# [INSTRUCTION]
Begin at the line below that contains "Read out every word on this page.". Repeat it and all remaining lines of the records exactly.

********

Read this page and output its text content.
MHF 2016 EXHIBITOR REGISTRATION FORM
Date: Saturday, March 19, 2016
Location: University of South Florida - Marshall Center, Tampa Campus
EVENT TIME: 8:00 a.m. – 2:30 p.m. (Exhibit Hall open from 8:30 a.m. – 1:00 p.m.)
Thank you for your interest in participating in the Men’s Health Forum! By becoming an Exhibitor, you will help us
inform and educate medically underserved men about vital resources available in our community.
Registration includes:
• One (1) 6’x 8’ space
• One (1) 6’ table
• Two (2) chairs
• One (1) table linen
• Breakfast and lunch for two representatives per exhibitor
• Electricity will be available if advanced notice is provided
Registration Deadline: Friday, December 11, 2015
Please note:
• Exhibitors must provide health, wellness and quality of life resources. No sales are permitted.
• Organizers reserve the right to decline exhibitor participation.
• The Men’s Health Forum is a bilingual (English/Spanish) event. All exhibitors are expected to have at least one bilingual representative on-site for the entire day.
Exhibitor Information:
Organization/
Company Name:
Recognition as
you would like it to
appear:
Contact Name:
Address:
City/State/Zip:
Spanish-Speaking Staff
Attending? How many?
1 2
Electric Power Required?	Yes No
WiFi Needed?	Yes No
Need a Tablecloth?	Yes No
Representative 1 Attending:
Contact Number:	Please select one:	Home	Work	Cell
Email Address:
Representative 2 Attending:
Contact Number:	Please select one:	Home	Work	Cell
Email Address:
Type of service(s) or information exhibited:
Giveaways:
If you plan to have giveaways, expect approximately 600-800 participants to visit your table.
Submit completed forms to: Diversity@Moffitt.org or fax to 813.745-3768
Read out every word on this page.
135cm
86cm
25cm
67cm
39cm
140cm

********

# [CORRECT OUTPUT]
Read out every word on this page.
135cm
86cm
25cm
67cm
39cm
140cm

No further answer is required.